*** Dataset excerpts ***

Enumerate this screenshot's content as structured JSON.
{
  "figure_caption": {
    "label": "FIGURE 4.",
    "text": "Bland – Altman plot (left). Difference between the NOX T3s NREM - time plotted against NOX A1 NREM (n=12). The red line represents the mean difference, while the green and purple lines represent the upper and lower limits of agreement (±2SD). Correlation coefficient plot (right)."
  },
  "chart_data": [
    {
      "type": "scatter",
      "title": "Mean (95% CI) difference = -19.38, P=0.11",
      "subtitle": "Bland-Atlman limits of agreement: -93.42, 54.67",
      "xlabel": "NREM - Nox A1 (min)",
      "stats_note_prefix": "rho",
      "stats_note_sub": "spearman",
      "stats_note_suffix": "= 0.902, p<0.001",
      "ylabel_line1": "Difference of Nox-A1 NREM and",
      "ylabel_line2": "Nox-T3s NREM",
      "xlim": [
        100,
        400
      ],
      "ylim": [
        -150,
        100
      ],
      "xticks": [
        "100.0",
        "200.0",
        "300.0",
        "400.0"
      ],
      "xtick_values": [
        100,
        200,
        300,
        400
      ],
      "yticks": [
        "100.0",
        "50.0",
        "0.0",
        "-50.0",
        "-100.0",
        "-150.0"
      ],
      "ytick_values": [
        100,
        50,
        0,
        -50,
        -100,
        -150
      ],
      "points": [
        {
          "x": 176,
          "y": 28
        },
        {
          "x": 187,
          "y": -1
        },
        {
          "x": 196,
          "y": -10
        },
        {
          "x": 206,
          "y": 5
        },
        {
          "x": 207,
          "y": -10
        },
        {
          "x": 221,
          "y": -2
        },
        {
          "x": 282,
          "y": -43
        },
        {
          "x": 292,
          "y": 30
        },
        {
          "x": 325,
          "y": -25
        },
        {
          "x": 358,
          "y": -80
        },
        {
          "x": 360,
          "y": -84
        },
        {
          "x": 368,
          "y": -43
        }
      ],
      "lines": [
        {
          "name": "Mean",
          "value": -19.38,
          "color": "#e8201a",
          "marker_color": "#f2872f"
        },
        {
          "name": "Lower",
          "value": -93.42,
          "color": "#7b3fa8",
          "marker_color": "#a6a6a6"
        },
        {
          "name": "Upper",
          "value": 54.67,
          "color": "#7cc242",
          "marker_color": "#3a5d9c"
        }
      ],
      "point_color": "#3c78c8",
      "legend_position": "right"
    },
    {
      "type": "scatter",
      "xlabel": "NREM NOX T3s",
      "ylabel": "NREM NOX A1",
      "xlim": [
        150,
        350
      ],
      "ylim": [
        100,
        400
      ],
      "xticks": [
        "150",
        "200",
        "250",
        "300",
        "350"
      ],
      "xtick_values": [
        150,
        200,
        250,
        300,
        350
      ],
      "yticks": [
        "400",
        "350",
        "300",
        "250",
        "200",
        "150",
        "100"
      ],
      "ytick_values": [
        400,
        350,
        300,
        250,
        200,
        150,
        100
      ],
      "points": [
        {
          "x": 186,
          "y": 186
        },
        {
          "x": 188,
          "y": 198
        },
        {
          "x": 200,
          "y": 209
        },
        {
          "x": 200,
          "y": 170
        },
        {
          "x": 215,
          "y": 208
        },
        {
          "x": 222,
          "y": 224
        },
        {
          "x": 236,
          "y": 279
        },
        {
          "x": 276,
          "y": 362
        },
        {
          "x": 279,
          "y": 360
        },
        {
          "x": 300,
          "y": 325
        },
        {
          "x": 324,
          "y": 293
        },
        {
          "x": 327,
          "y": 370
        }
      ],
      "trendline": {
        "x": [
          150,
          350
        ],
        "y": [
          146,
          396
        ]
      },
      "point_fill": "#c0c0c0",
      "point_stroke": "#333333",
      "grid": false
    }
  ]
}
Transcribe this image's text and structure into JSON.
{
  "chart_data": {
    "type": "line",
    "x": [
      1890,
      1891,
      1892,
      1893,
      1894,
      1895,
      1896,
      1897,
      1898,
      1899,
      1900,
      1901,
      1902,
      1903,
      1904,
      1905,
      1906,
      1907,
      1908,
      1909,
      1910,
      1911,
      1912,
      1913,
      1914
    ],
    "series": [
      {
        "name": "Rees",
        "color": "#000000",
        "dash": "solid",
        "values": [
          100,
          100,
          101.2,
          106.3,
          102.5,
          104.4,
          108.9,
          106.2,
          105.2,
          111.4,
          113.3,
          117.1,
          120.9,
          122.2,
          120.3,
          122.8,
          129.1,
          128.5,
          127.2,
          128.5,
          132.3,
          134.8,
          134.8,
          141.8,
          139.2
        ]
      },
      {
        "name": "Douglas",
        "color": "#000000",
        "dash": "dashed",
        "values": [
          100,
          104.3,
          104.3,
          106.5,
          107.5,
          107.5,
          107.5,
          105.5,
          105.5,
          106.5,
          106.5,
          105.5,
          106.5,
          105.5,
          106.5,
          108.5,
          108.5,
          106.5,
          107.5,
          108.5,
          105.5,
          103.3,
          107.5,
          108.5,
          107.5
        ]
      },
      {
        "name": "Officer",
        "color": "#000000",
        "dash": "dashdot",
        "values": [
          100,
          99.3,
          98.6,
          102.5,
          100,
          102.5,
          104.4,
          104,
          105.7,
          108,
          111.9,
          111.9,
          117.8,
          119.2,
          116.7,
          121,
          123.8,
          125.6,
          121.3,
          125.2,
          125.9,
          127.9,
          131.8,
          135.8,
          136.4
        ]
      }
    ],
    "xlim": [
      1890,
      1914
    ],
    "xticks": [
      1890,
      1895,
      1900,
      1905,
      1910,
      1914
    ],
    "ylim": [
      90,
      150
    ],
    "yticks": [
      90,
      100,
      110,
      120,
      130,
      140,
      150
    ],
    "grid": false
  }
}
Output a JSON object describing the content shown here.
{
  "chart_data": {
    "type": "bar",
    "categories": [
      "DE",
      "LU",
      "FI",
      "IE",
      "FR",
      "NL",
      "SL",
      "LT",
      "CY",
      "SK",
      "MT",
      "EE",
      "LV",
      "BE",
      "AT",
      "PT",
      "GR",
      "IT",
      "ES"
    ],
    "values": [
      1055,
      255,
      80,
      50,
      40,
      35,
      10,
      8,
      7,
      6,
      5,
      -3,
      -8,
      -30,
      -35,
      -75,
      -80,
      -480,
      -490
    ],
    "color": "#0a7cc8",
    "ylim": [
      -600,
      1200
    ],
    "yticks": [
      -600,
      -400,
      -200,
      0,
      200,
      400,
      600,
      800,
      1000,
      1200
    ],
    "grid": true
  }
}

***

What is required: Print every entry exactly as it appears.

Solved problem:
Enumerate this screenshot's content as structured JSON.
{
  "figure_caption": {
    "label": "FIGURE 4.",
    "text": "Bland – Altman plot (left). Difference between the NOX T3s NREM - time plotted against NOX A1 NREM (n=12). The red line represents the mean difference, while the green and purple lines represent the upper and lower limits of agreement (±2SD). Correlation coefficient plot (right)."
  },
  "chart_data": [
    {
      "type": "scatter",
      "title": "Mean (95% CI) difference = -19.38, P=0.11",
      "subtitle": "Bland-Atlman limits of agreement: -93.42, 54.67",
      "xlabel": "NREM - Nox A1 (min)",
      "stats_note_prefix": "rho",
      "stats_note_sub": "spearman",
      "stats_note_suffix": "= 0.902, p<0.001",
      "ylabel_line1": "Difference of Nox-A1 NREM and",
      "ylabel_line2": "Nox-T3s NREM",
      "xlim": [
        100,
        400
      ],
      "ylim": [
        -150,
        100
      ],
      "xticks": [
        "100.0",
        "200.0",
        "300.0",
        "400.0"
      ],
      "xtick_values": [
        100,
        200,
        300,
        400
      ],
      "yticks": [
        "100.0",
        "50.0",
        "0.0",
        "-50.0",
        "-100.0",
        "-150.0"
      ],
      "ytick_values": [
        100,
        50,
        0,
        -50,
        -100,
        -150
      ],
      "points": [
        {
          "x": 176,
          "y": 28
        },
        {
          "x": 187,
          "y": -1
        },
        {
          "x": 196,
          "y": -10
        },
        {
          "x": 206,
          "y": 5
        },
        {
          "x": 207,
          "y": -10
        },
        {
          "x": 221,
          "y": -2
        },
        {
          "x": 282,
          "y": -43
        },
        {
          "x": 292,
          "y": 30
        },
        {
          "x": 325,
          "y": -25
        },
        {
          "x": 358,
          "y": -80
        },
        {
          "x": 360,
          "y": -84
        },
        {
          "x": 368,
          "y": -43
        }
      ],
      "lines": [
        {
          "name": "Mean",
          "value": -19.38,
          "color": "#e8201a",
          "marker_color": "#f2872f"
        },
        {
          "name": "Lower",
          "value": -93.42,
          "color": "#7b3fa8",
          "marker_color": "#a6a6a6"
        },
        {
          "name": "Upper",
          "value": 54.67,
          "color": "#7cc242",
          "marker_color": "#3a5d9c"
        }
      ],
      "point_color": "#3c78c8",
      "legend_position": "right"
    },
    {
      "type": "scatter",
      "xlabel": "NREM NOX T3s",
      "ylabel": "NREM NOX A1",
      "xlim": [
        150,
        350
      ],
      "ylim": [
        100,
        400
      ],
      "xticks": [
        "150",
        "200",
        "250",
        "300",
        "350"
      ],
      "xtick_values": [
        150,
        200,
        250,
        300,
        350
      ],
      "yticks": [
        "400",
        "350",
        "300",
        "250",
        "200",
        "150",
        "100"
      ],
      "ytick_values": [
        400,
        350,
        300,
        250,
        200,
        150,
        100
      ],
      "points": [
        {
          "x": 186,
          "y": 186
        },
        {
          "x": 188,
          "y": 198
        },
        {
          "x": 200,
          "y": 209
        },
        {
          "x": 200,
          "y": 170
        },
        {
          "x": 215,
          "y": 208
        },
        {
          "x": 222,
          "y": 224
        },
        {
          "x": 236,
          "y": 279
        },
        {
          "x": 276,
          "y": 362
        },
        {
          "x": 279,
          "y": 360
        },
        {
          "x": 300,
          "y": 325
        },
        {
          "x": 324,
          "y": 293
        },
        {
          "x": 327,
          "y": 370
        }
      ],
      "trendline": {
        "x": [
          150,
          350
        ],
        "y": [
          146,
          396
        ]
      },
      "point_fill": "#c0c0c0",
      "point_stroke": "#333333",
      "grid": false
    }
  ]
}
Transcribe this image's text and structure into JSON.
{
  "chart_data": {
    "type": "line",
    "x": [
      1890,
      1891,
      1892,
      1893,
      1894,
      1895,
      1896,
      1897,
      1898,
      1899,
      1900,
      1901,
      1902,
      1903,
      1904,
      1905,
      1906,
      1907,
      1908,
      1909,
      1910,
      1911,
      1912,
      1913,
      1914
    ],
    "series": [
      {
        "name": "Rees",
        "color": "#000000",
        "dash": "solid",
        "values": [
          100,
          100,
          101.2,
          106.3,
          102.5,
          104.4,
          108.9,
          106.2,
          105.2,
          111.4,
          113.3,
          117.1,
          120.9,
          122.2,
          120.3,
          122.8,
          129.1,
          128.5,
          127.2,
          128.5,
          132.3,
          134.8,
          134.8,
          141.8,
          139.2
        ]
      },
      {
        "name": "Douglas",
        "color": "#000000",
        "dash": "dashed",
        "values": [
          100,
          104.3,
          104.3,
          106.5,
          107.5,
          107.5,
          107.5,
          105.5,
          105.5,
          106.5,
          106.5,
          105.5,
          106.5,
          105.5,
          106.5,
          108.5,
          108.5,
          106.5,
          107.5,
          108.5,
          105.5,
          103.3,
          107.5,
          108.5,
          107.5
        ]
      },
      {
        "name": "Officer",
        "color": "#000000",
        "dash": "dashdot",
        "values": [
          100,
          99.3,
          98.6,
          102.5,
          100,
          102.5,
          104.4,
          104,
          105.7,
          108,
          111.9,
          111.9,
          117.8,
          119.2,
          116.7,
          121,
          123.8,
          125.6,
          121.3,
          125.2,
          125.9,
          127.9,
          131.8,
          135.8,
          136.4
        ]
      }
    ],
    "xlim": [
      1890,
      1914
    ],
    "xticks": [
      1890,
      1895,
      1900,
      1905,
      1910,
      1914
    ],
    "ylim": [
      90,
      150
    ],
    "yticks": [
      90,
      100,
      110,
      120,
      130,
      140,
      150
    ],
    "grid": false
  }
}
Output a JSON object describing the content shown here.
{
  "chart_data": {
    "type": "bar",
    "categories": [
      "DE",
      "LU",
      "FI",
      "IE",
      "FR",
      "NL",
      "SL",
      "LT",
      "CY",
      "SK",
      "MT",
      "EE",
      "LV",
      "BE",
      "AT",
      "PT",
      "GR",
      "IT",
      "ES"
    ],
    "values": [
      1055,
      255,
      80,
      50,
      40,
      35,
      10,
      8,
      7,
      6,
      5,
      -3,
      -8,
      -30,
      -35,
      -75,
      -80,
      -480,
      -490
    ],
    "color": "#0a7cc8",
    "ylim": [
      -600,
      1200
    ],
    "yticks": [
      -600,
      -400,
      -200,
      0,
      200,
      400,
      600,
      800,
      1000,
      1200
    ],
    "grid": true
  }
}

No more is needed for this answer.